[start of DATA EXCERPTS]
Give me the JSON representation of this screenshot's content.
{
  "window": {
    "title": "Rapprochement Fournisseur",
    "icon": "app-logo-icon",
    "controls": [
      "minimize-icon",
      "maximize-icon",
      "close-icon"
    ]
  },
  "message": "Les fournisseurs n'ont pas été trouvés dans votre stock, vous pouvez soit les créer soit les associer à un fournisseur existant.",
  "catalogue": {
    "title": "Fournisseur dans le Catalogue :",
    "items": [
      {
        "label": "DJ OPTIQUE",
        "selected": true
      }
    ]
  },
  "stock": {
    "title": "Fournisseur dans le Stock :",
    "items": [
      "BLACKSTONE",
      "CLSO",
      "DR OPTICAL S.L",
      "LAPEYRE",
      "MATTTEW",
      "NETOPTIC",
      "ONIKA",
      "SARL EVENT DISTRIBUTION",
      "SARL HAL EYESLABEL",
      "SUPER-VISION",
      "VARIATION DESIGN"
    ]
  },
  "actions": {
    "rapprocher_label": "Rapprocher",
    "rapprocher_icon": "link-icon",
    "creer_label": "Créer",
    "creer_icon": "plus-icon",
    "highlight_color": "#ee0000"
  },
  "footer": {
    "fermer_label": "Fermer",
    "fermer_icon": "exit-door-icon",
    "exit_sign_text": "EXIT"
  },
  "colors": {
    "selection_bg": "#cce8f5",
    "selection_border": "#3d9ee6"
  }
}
[end of DATA EXCERPTS]
[start of DATA EXCERPTS]
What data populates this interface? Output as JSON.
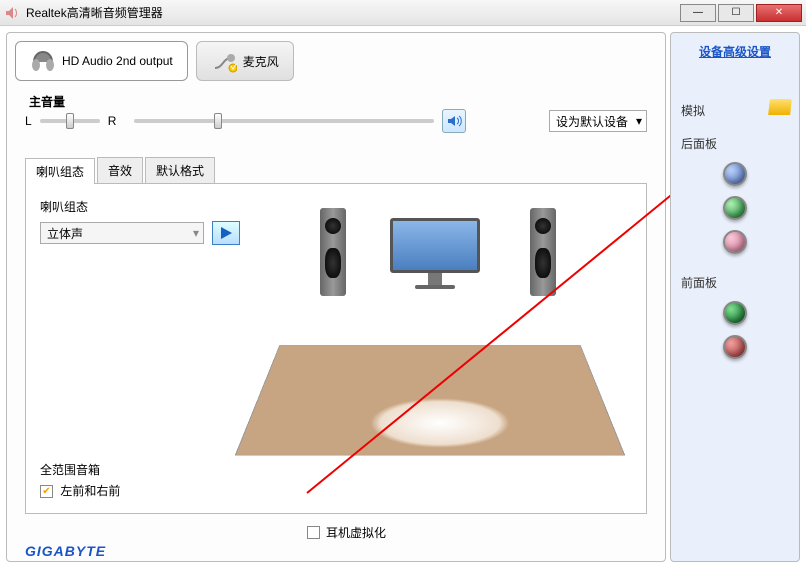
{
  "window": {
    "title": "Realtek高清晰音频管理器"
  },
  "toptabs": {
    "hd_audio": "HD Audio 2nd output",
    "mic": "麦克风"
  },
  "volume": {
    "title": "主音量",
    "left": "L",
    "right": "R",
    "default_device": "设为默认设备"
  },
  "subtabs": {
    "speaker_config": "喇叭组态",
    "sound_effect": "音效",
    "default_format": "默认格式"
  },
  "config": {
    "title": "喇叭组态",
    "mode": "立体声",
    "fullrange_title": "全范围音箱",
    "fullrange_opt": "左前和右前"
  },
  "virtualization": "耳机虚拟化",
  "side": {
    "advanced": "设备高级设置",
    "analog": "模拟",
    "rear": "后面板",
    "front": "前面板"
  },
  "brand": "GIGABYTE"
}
[end of DATA EXCERPTS]
* _AIM_: Search the entries for the word "dans" and copy every line that has it.

* _PROBLEM SOLUTION_:
  "message": "Les fournisseurs n'ont pas été trouvés dans votre stock, vous pouvez soit les créer soit les associer à un fournisseur existant.",
    "title": "Fournisseur dans le Catalogue :",
    "title": "Fournisseur dans le Stock :",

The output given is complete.